### Task description
Review the material and extract every line in which the word "FFFFFF" occurs.

start Rows

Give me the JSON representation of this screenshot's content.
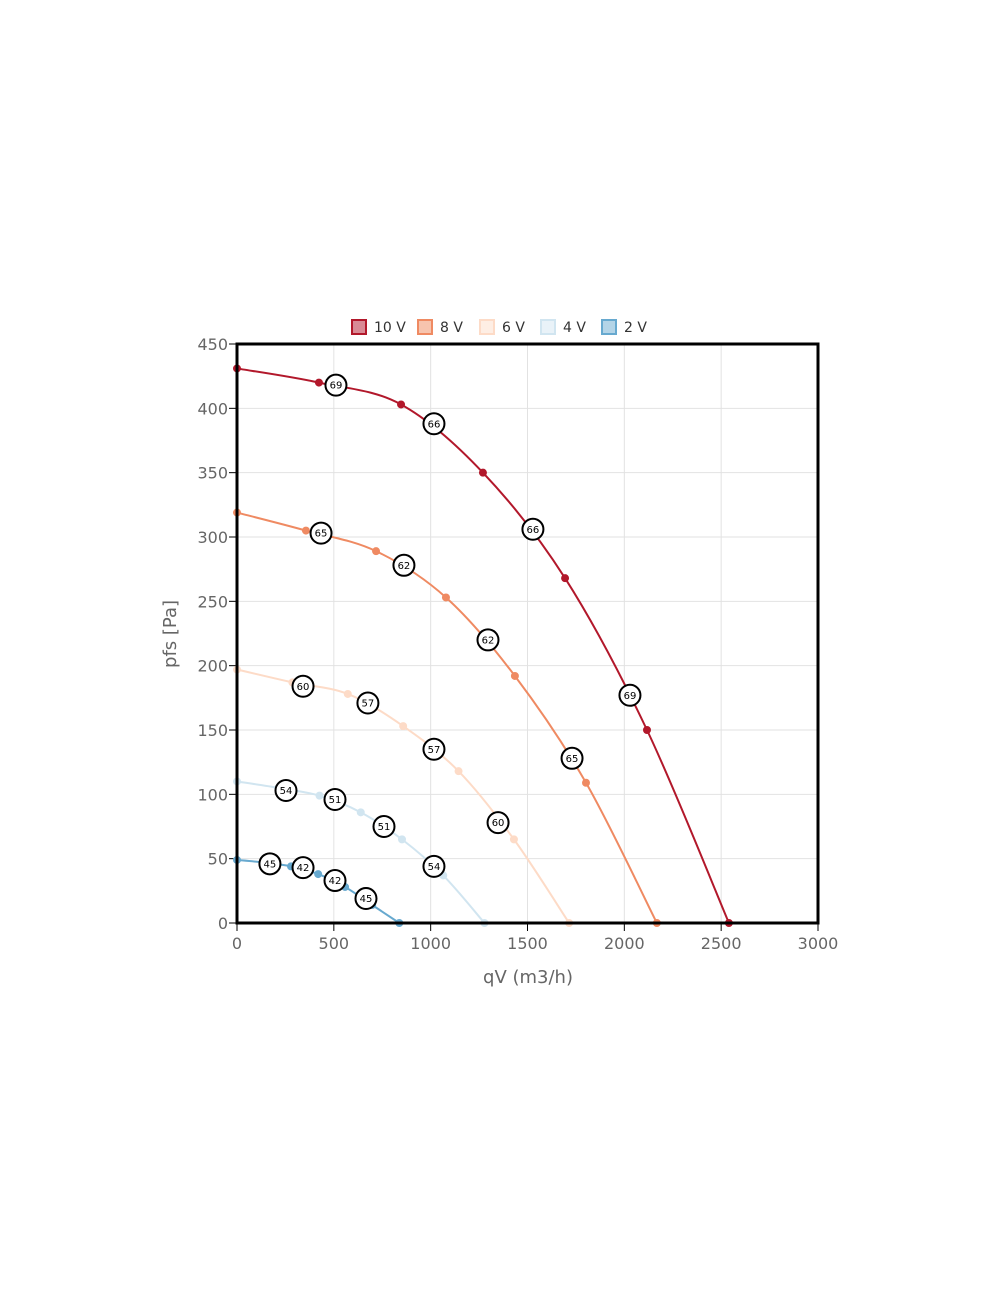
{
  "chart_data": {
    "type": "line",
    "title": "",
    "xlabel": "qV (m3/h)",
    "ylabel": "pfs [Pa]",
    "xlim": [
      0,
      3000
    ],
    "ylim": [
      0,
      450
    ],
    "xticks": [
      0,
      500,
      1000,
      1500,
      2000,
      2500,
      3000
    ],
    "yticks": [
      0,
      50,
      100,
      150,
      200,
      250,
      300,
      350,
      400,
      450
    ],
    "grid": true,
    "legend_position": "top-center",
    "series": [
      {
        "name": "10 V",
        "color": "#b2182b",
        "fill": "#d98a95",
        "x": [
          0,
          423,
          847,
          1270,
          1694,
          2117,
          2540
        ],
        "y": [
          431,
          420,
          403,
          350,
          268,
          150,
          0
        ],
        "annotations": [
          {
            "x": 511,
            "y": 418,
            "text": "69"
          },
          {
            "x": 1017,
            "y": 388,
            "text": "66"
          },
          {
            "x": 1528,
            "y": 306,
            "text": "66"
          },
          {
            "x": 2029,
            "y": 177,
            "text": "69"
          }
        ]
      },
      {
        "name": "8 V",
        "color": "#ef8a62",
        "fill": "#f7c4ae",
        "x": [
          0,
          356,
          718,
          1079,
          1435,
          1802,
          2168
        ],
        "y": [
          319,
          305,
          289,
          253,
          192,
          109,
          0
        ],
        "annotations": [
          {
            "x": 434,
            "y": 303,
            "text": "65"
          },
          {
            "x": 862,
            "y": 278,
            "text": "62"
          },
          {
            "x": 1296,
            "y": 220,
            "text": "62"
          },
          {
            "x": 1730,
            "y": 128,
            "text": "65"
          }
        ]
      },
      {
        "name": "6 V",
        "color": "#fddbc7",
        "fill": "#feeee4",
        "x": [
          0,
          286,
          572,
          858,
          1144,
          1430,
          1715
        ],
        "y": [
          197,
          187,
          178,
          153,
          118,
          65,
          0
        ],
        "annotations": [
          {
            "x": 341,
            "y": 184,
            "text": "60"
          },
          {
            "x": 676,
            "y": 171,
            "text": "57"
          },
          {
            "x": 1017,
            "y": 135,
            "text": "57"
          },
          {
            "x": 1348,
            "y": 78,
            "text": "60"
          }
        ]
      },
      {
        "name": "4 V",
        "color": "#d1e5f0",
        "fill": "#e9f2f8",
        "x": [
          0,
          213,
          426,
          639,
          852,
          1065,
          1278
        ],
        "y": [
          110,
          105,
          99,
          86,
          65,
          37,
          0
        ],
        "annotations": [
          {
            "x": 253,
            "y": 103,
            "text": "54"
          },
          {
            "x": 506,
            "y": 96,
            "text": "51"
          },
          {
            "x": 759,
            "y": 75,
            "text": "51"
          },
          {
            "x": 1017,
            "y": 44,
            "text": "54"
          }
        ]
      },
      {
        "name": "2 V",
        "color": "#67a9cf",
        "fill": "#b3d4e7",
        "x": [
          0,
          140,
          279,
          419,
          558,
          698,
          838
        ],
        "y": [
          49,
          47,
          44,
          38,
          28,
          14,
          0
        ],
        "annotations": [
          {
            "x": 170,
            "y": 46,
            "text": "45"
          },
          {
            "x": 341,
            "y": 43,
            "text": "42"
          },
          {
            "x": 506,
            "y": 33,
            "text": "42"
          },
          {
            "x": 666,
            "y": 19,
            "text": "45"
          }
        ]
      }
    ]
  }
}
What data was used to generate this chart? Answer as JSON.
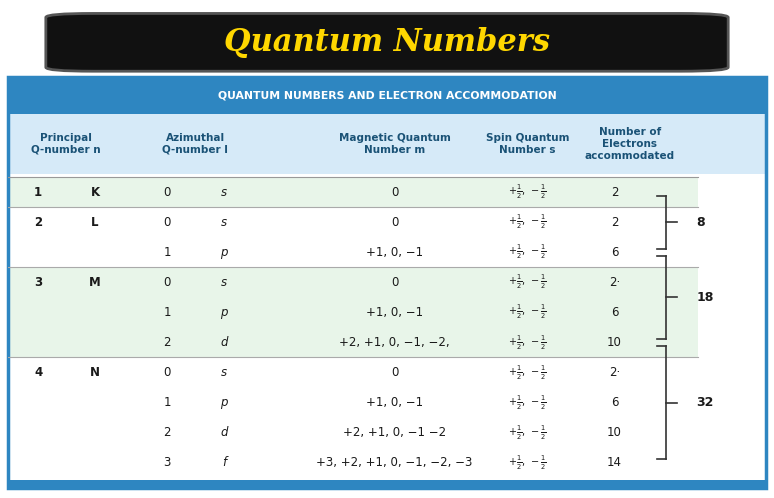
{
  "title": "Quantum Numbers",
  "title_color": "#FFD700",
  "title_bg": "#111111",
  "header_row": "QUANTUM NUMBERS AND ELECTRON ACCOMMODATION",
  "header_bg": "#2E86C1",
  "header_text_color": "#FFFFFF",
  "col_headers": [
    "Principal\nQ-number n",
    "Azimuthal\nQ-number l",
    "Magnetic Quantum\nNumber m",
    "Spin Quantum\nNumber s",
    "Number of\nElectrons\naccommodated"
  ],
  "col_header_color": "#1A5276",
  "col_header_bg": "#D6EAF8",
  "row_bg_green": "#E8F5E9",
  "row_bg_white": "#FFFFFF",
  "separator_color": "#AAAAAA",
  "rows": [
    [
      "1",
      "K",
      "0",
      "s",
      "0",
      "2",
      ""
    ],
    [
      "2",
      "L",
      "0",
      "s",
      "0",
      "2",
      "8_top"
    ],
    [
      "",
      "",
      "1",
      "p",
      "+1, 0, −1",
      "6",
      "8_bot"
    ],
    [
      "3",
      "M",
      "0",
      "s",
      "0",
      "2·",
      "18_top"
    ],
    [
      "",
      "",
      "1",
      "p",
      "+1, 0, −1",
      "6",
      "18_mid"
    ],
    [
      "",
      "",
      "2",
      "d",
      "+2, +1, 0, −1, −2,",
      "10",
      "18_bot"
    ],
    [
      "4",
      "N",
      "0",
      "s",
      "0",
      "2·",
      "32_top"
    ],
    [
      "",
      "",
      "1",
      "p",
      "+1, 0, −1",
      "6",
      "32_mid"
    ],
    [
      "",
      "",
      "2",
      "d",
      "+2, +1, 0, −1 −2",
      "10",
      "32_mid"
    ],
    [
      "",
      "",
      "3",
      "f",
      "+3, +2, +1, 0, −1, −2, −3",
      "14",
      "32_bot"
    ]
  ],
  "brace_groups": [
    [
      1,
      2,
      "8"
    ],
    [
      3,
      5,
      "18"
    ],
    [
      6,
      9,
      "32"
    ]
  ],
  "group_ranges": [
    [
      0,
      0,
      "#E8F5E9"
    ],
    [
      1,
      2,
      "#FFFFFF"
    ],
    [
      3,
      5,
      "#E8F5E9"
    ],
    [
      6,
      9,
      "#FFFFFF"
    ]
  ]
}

end Rows
start Rows

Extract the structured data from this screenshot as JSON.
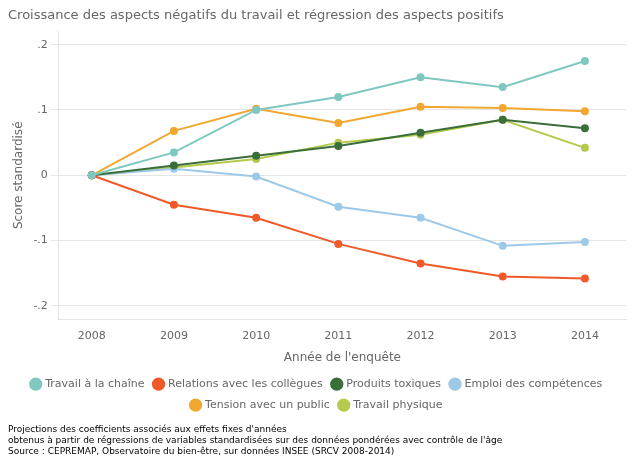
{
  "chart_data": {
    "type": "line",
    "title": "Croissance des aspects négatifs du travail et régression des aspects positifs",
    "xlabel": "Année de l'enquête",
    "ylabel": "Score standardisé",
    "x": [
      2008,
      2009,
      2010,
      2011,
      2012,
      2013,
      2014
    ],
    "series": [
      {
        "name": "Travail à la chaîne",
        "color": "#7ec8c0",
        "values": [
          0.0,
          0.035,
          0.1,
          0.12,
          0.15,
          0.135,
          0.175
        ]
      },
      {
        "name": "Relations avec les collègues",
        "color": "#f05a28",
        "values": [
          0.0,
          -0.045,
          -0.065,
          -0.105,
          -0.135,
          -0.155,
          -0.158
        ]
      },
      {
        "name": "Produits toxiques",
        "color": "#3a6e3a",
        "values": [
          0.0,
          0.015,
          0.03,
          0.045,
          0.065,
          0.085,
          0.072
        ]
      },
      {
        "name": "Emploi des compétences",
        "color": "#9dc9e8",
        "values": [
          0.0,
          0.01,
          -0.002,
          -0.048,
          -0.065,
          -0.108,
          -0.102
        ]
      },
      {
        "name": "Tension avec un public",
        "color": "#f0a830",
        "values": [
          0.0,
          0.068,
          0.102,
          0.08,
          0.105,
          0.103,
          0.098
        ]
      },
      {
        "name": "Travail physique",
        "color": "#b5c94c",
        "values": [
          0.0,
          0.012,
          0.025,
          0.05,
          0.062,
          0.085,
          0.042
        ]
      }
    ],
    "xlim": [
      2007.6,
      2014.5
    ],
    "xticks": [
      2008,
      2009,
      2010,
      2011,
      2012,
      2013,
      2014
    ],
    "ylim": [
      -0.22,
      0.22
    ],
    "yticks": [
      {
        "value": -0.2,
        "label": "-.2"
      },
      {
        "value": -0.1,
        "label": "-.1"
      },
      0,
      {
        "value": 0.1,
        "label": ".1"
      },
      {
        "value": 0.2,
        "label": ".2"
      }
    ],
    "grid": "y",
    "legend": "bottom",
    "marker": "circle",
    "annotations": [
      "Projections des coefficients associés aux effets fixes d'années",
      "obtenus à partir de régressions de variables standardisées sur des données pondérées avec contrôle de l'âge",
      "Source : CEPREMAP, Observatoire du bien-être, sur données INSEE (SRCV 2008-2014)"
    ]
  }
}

end Rows

### Answer for this exercise
  "header_text_color": "#FFFFFF",
  "row_bg_white": "#FFFFFF",
      "#FFFFFF"
      "#FFFFFF"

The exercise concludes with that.